● **Task description**
Could you rewrite every one of the lines below as a Markdown table, with a "Row" column numbering each and an "Entry" column holding the line, leaving out any blank lines?

---------------

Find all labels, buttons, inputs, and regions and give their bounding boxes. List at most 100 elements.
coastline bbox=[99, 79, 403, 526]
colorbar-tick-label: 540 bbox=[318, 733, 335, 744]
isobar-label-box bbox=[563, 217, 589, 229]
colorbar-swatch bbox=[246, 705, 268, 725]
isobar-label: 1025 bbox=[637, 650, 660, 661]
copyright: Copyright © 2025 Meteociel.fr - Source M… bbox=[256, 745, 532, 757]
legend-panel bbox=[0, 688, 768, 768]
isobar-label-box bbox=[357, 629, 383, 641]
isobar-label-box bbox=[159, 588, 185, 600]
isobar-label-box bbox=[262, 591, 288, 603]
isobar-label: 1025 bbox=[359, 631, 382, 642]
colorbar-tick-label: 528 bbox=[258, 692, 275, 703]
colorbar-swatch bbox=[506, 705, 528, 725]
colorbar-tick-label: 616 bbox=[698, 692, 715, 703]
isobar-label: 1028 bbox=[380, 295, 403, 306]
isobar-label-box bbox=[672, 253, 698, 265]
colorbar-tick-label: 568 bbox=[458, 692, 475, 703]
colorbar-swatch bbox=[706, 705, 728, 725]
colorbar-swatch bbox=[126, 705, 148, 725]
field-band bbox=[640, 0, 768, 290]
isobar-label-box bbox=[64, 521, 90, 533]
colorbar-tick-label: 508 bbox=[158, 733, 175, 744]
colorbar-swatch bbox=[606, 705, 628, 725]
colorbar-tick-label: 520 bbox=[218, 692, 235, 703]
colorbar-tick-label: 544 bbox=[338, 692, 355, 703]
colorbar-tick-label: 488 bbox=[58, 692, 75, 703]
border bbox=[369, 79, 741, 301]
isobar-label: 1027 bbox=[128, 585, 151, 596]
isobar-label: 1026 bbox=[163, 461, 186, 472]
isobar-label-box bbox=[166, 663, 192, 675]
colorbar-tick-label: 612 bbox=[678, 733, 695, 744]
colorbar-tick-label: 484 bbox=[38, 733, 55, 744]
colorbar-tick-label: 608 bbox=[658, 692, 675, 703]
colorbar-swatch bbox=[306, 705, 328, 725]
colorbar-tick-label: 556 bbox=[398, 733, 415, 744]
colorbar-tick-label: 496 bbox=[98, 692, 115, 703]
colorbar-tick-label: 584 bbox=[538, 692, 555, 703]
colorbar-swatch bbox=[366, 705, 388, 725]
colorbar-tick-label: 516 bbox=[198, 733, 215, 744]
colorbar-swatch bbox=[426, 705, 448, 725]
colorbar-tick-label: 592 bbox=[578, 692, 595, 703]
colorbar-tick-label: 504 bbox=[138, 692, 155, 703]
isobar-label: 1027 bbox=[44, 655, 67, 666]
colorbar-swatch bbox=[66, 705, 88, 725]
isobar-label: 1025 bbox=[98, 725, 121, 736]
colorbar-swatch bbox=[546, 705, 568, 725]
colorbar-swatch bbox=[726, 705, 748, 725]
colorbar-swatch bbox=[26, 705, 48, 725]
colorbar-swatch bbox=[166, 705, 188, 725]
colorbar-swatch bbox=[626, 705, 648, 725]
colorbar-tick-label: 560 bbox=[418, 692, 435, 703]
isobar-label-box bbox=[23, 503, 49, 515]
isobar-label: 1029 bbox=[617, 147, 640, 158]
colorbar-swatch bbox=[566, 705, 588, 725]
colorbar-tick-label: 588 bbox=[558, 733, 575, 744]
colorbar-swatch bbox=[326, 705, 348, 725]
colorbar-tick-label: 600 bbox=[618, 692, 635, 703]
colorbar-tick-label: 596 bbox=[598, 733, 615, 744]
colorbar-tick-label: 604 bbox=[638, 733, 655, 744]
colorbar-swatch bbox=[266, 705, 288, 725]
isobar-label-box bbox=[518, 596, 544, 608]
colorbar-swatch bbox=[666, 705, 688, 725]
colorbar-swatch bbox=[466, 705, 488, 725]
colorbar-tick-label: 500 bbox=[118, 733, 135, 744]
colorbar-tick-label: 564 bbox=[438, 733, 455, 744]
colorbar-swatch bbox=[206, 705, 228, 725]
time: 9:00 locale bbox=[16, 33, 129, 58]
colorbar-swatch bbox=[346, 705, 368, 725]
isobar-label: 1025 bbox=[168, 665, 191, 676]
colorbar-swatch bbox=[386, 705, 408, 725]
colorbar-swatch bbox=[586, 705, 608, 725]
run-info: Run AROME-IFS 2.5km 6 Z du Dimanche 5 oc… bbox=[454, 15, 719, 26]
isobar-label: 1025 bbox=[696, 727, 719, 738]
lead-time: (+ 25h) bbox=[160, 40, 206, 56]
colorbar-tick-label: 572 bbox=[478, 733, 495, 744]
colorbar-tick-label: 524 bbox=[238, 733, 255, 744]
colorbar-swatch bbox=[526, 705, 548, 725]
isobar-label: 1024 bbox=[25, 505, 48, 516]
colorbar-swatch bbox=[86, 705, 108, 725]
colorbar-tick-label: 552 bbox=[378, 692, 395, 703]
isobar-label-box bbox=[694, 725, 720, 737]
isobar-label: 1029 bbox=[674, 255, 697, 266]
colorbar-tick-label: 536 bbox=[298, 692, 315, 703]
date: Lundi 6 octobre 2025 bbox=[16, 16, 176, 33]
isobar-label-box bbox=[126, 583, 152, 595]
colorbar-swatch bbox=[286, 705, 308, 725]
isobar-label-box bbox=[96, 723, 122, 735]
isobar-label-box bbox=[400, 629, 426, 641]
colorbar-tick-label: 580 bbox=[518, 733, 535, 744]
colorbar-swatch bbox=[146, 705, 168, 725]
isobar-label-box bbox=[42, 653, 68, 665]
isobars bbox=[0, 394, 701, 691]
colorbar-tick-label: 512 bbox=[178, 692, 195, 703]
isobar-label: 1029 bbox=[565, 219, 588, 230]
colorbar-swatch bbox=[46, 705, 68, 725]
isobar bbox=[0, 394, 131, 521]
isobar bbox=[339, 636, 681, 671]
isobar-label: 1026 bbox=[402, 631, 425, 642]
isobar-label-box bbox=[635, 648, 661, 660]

---------------

● **Answer for the task**
| Row | Entry |
|---|---|
| 1 | Find all labels, buttons, inputs, and regions and give their bounding boxes. List at most 100 elements. |
| 2 | coastline bbox=[99, 79, 403, 526] |
| 3 | colorbar-tick-label: 540 bbox=[318, 733, 335, 744] |
| 4 | isobar-label-box bbox=[563, 217, 589, 229] |
| 5 | colorbar-swatch bbox=[246, 705, 268, 725] |
| 6 | isobar-label: 1025 bbox=[637, 650, 660, 661] |
| 7 | copyright: Copyright © 2025 Meteociel.fr - Source M… bbox=[256, 745, 532, 757] |
| 8 | legend-panel bbox=[0, 688, 768, 768] |
| 9 | isobar-label-box bbox=[357, 629, 383, 641] |
| 10 | isobar-label-box bbox=[159, 588, 185, 600] |
| 11 | isobar-label-box bbox=[262, 591, 288, 603] |
| 12 | isobar-label: 1025 bbox=[359, 631, 382, 642] |
| 13 | colorbar-tick-label: 528 bbox=[258, 692, 275, 703] |
| 14 | colorbar-swatch bbox=[506, 705, 528, 725] |
| 15 | colorbar-tick-label: 616 bbox=[698, 692, 715, 703] |
| 16 | isobar-label: 1028 bbox=[380, 295, 403, 306] |
| 17 | isobar-label-box bbox=[672, 253, 698, 265] |
| 18 | colorbar-tick-label: 568 bbox=[458, 692, 475, 703] |
| 19 | colorbar-swatch bbox=[706, 705, 728, 725] |
| 20 | colorbar-swatch bbox=[126, 705, 148, 725] |
| 21 | field-band bbox=[640, 0, 768, 290] |
| 22 | isobar-label-box bbox=[64, 521, 90, 533] |
| 23 | colorbar-tick-label: 508 bbox=[158, 733, 175, 744] |
| 24 | colorbar-swatch bbox=[606, 705, 628, 725] |
| 25 | colorbar-tick-label: 520 bbox=[218, 692, 235, 703] |
| 26 | colorbar-tick-label: 544 bbox=[338, 692, 355, 703] |
| 27 | colorbar-tick-label: 488 bbox=[58, 692, 75, 703] |
| 28 | border bbox=[369, 79, 741, 301] |
| 29 | isobar-label: 1027 bbox=[128, 585, 151, 596] |
| 30 | isobar-label: 1026 bbox=[163, 461, 186, 472] |
| 31 | isobar-label-box bbox=[166, 663, 192, 675] |
| 32 | colorbar-tick-label: 612 bbox=[678, 733, 695, 744] |
| 33 | colorbar-tick-label: 484 bbox=[38, 733, 55, 744] |
| 34 | colorbar-tick-label: 608 bbox=[658, 692, 675, 703] |
| 35 | colorbar-swatch bbox=[306, 705, 328, 725] |
| 36 | colorbar-tick-label: 556 bbox=[398, 733, 415, 744] |
| 37 | colorbar-tick-label: 496 bbox=[98, 692, 115, 703] |
| 38 | colorbar-tick-label: 584 bbox=[538, 692, 555, 703] |
| 39 | colorbar-swatch bbox=[366, 705, 388, 725] |
| 40 | colorbar-tick-label: 516 bbox=[198, 733, 215, 744] |
| 41 | colorbar-swatch bbox=[426, 705, 448, 725] |
| 42 | colorbar-tick-label: 592 bbox=[578, 692, 595, 703] |
| 43 | colorbar-tick-label: 504 bbox=[138, 692, 155, 703] |
| 44 | isobar-label: 1027 bbox=[44, 655, 67, 666] |
| 45 | colorbar-swatch bbox=[66, 705, 88, 725] |
| 46 | isobar-label: 1025 bbox=[98, 725, 121, 736] |
| 47 | colorbar-swatch bbox=[546, 705, 568, 725] |
| 48 | colorbar-swatch bbox=[726, 705, 748, 725] |
| 49 | colorbar-swatch bbox=[26, 705, 48, 725] |
| 50 | colorbar-swatch bbox=[166, 705, 188, 725] |
| 51 | colorbar-swatch bbox=[626, 705, 648, 725] |
| 52 | colorbar-tick-label: 560 bbox=[418, 692, 435, 703] |
| 53 | isobar-label-box bbox=[23, 503, 49, 515] |
| 54 | isobar-label: 1029 bbox=[617, 147, 640, 158] |
| 55 | colorbar-swatch bbox=[566, 705, 588, 725] |
| 56 | colorbar-tick-label: 588 bbox=[558, 733, 575, 744] |
| 57 | colorbar-swatch bbox=[326, 705, 348, 725] |
| 58 | colorbar-tick-label: 600 bbox=[618, 692, 635, 703] |
| 59 | colorbar-tick-label: 596 bbox=[598, 733, 615, 744] |
| 60 | colorbar-tick-label: 604 bbox=[638, 733, 655, 744] |
| 61 | colorbar-swatch bbox=[266, 705, 288, 725] |
| 62 | isobar-label-box bbox=[518, 596, 544, 608] |
| 63 | colorbar-swatch bbox=[666, 705, 688, 725] |
| 64 | colorbar-swatch bbox=[466, 705, 488, 725] |
| 65 | colorbar-tick-label: 500 bbox=[118, 733, 135, 744] |
| 66 | colorbar-tick-label: 564 bbox=[438, 733, 455, 744] |
| 67 | colorbar-swatch bbox=[206, 705, 228, 725] |
| 68 | time: 9:00 locale bbox=[16, 33, 129, 58] |
| 69 | colorbar-swatch bbox=[346, 705, 368, 725] |
| 70 | isobar-label: 1025 bbox=[168, 665, 191, 676] |
| 71 | colorbar-swatch bbox=[386, 705, 408, 725] |
| 72 | colorbar-swatch bbox=[586, 705, 608, 725] |
| 73 | run-info: Run AROME-IFS 2.5km 6 Z du Dimanche 5 oc… bbox=[454, 15, 719, 26] |
| 74 | isobar-label: 1025 bbox=[696, 727, 719, 738] |
| 75 | lead-time: (+ 25h) bbox=[160, 40, 206, 56] |
| 76 | colorbar-tick-label: 572 bbox=[478, 733, 495, 744] |
| 77 | colorbar-tick-label: 524 bbox=[238, 733, 255, 744] |
| 78 | colorbar-swatch bbox=[526, 705, 548, 725] |
| 79 | isobar-label: 1024 bbox=[25, 505, 48, 516] |
| 80 | colorbar-swatch bbox=[86, 705, 108, 725] |
| 81 | colorbar-tick-label: 552 bbox=[378, 692, 395, 703] |
| 82 | isobar-label-box bbox=[694, 725, 720, 737] |
| 83 | isobar-label: 1029 bbox=[674, 255, 697, 266] |
| 84 | colorbar-tick-label: 536 bbox=[298, 692, 315, 703] |
| 85 | date: Lundi 6 octobre 2025 bbox=[16, 16, 176, 33] |
| 86 | isobar-label-box bbox=[126, 583, 152, 595] |
| 87 | colorbar-swatch bbox=[286, 705, 308, 725] |
| 88 | isobar-label-box bbox=[96, 723, 122, 735] |
| 89 | isobar-label-box bbox=[400, 629, 426, 641] |
| 90 | colorbar-tick-label: 580 bbox=[518, 733, 535, 744] |
| 91 | colorbar-swatch bbox=[146, 705, 168, 725] |
| 92 | isobar-label-box bbox=[42, 653, 68, 665] |
| 93 | isobars bbox=[0, 394, 701, 691] |
| 94 | colorbar-tick-label: 512 bbox=[178, 692, 195, 703] |
| 95 | isobar-label: 1029 bbox=[565, 219, 588, 230] |
| 96 | colorbar-swatch bbox=[46, 705, 68, 725] |
| 97 | isobar bbox=[0, 394, 131, 521] |
| 98 | isobar bbox=[339, 636, 681, 671] |
| 99 | isobar-label: 1026 bbox=[402, 631, 425, 642] |
| 100 | isobar-label-box bbox=[635, 648, 661, 660] |